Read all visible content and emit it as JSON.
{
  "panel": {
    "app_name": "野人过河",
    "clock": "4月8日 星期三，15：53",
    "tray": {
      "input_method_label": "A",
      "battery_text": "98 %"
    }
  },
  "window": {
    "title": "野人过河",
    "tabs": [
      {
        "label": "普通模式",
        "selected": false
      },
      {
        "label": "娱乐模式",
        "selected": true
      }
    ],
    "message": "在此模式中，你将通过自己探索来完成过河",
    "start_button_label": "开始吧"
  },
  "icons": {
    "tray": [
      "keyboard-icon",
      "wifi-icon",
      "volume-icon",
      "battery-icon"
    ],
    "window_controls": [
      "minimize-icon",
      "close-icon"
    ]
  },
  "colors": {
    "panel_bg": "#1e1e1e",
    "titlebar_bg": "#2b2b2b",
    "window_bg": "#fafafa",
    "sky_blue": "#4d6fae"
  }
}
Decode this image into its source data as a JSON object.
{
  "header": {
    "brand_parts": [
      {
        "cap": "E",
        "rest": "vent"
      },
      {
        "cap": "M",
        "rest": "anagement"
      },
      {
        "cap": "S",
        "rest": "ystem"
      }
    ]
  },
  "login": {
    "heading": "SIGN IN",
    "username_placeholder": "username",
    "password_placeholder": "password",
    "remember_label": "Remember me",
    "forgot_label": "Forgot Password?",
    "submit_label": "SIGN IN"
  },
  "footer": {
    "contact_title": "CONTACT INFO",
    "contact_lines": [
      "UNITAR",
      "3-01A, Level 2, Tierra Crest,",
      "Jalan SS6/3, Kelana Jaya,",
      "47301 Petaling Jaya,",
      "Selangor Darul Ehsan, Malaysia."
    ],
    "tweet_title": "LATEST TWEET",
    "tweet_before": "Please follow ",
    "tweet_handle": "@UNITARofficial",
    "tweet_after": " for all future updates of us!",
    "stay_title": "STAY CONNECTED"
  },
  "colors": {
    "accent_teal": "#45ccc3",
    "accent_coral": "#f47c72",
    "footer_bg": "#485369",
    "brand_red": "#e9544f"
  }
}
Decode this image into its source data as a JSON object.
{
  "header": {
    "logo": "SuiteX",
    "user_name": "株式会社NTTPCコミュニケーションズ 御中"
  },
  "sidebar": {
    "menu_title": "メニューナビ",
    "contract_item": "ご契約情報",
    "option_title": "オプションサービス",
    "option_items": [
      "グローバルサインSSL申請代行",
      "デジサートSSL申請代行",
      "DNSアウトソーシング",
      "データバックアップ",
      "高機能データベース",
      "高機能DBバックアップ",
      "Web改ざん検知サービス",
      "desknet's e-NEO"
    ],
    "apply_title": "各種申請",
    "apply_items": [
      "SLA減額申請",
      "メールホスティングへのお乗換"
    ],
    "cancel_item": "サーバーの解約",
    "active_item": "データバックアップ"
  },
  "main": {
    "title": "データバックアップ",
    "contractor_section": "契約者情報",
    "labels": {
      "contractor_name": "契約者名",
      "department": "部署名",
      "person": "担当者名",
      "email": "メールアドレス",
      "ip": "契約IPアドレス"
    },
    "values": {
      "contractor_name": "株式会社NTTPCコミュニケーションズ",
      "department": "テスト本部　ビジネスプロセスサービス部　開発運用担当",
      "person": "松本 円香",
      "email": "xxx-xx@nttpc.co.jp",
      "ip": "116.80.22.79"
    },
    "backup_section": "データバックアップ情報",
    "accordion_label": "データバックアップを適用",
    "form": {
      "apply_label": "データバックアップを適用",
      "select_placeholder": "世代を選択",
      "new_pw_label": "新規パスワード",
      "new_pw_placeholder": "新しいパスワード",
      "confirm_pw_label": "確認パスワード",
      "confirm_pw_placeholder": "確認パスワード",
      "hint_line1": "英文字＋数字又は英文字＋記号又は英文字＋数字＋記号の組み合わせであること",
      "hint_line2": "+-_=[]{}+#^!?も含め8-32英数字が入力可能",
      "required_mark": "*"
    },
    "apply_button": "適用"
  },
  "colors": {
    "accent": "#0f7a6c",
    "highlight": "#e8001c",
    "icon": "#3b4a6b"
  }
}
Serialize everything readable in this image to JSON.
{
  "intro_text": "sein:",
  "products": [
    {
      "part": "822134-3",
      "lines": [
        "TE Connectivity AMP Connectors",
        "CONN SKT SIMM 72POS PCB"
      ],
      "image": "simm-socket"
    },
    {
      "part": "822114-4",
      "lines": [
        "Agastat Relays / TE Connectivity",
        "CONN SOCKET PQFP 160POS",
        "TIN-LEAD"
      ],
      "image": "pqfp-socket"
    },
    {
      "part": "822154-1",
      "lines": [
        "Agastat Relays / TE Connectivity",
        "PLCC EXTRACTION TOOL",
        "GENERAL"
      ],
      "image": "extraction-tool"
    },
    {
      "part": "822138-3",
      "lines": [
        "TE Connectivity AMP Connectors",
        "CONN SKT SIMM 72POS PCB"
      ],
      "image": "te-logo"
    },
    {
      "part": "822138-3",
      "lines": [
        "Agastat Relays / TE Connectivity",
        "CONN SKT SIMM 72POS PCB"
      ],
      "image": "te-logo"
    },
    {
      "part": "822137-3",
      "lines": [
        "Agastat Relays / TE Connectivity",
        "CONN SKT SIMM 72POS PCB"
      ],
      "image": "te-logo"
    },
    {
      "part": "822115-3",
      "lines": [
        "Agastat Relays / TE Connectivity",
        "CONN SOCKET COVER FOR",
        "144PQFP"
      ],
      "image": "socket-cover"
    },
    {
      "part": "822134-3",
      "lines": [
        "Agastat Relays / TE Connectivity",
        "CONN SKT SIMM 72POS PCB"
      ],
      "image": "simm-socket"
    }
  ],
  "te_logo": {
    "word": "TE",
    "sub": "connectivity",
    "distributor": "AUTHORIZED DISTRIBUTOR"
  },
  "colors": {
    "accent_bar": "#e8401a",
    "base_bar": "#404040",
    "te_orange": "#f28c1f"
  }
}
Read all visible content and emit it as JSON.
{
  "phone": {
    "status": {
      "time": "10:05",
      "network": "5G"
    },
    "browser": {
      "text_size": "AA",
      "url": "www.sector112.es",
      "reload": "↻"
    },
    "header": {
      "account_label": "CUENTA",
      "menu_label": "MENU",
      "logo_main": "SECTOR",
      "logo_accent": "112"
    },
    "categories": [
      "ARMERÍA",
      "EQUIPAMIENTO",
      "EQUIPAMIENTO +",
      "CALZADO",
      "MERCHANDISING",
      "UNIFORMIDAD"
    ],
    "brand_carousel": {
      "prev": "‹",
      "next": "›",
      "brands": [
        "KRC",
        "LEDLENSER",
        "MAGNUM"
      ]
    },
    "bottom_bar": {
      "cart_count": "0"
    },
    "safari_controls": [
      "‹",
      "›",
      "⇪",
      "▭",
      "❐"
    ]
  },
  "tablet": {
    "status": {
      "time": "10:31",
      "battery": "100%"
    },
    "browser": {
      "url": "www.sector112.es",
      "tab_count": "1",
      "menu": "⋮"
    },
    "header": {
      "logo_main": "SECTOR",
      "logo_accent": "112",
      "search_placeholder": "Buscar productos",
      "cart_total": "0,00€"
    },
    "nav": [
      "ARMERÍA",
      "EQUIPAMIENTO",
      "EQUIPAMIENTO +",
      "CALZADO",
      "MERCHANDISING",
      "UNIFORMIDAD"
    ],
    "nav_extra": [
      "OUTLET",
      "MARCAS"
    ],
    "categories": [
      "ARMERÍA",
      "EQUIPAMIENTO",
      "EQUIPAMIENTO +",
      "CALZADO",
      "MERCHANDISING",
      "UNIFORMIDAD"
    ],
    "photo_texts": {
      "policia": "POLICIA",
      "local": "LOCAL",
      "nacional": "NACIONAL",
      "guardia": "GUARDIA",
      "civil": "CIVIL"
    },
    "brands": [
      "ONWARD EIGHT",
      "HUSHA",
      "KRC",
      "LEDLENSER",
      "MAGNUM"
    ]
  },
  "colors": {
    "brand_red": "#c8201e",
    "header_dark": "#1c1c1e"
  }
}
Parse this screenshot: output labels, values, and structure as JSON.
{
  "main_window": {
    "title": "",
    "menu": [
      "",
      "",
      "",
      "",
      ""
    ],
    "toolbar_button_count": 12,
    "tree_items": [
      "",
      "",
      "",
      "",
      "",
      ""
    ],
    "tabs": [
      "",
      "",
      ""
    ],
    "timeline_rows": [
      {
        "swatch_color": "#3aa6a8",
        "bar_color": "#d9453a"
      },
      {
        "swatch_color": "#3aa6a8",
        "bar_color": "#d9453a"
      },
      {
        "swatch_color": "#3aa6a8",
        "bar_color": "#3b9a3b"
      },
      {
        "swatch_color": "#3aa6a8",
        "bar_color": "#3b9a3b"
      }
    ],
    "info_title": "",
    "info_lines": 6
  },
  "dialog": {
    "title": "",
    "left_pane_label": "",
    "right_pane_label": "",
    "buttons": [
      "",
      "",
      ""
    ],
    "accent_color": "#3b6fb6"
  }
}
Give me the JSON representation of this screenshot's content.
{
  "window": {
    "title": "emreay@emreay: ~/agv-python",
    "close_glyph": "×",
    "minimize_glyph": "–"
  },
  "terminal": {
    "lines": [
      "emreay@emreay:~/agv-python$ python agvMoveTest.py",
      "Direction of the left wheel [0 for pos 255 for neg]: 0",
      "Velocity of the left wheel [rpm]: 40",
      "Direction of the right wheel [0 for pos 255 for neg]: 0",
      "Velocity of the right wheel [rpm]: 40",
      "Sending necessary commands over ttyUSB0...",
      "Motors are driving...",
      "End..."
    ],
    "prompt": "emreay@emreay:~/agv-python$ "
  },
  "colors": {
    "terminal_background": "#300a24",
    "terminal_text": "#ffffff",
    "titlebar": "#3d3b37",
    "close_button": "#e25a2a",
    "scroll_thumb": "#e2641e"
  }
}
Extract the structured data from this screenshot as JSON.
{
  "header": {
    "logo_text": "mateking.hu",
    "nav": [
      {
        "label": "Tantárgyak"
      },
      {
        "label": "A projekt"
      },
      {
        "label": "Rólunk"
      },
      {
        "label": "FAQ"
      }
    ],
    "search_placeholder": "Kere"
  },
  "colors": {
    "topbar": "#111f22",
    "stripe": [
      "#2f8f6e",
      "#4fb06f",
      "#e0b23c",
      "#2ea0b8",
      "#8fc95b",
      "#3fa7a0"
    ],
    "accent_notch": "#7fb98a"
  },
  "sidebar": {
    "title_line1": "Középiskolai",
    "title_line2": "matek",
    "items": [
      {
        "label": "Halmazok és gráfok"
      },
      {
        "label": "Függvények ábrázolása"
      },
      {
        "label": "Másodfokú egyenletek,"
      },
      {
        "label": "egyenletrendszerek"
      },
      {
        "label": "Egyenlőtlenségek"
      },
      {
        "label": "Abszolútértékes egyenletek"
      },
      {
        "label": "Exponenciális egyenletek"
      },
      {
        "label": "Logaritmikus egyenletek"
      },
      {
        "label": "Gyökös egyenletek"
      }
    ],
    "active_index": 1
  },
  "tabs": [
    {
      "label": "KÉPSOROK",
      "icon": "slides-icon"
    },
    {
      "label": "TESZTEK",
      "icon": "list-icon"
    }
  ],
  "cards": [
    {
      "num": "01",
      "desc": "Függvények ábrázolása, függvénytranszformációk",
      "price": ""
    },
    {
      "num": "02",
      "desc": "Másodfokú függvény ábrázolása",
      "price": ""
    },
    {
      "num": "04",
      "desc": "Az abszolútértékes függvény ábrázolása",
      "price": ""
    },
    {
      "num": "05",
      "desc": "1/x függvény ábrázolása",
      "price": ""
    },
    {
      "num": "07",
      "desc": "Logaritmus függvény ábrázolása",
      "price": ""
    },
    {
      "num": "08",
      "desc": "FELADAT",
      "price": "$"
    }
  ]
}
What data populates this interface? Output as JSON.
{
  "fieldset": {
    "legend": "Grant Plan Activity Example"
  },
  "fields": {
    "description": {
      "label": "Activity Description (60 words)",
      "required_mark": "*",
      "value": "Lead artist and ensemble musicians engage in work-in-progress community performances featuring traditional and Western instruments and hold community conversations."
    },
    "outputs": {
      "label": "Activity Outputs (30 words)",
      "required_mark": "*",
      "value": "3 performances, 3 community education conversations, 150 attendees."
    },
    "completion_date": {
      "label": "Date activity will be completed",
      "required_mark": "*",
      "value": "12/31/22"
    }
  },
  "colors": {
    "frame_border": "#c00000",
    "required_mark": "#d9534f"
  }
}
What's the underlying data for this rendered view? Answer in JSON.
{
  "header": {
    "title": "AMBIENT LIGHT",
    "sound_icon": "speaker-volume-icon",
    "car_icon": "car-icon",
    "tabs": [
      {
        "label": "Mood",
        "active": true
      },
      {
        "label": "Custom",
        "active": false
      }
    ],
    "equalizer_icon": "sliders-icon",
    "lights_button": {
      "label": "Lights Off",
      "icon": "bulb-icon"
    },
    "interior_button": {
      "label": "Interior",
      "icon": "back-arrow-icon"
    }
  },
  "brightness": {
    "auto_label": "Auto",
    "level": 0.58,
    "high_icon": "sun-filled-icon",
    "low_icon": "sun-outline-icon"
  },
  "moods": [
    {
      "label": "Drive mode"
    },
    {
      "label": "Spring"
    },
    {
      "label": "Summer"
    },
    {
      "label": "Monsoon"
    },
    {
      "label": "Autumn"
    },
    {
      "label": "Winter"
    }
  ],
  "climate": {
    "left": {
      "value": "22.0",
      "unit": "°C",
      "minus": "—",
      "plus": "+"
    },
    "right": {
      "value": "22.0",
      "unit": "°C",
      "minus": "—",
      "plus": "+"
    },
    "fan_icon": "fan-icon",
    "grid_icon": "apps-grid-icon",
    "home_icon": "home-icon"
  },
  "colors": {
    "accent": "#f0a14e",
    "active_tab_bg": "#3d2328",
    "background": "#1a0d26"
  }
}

------------------------------------------------------------

#### Task prompt
Show every line from the entries above in which the word "egyenletek" appears.

#### Problem solution
        "label": "Másodfokú egyenletek,"
        "label": "Abszolútértékes egyenletek"
        "label": "Exponenciális egyenletek"
        "label": "Logaritmikus egyenletek"
        "label": "Gyökös egyenletek"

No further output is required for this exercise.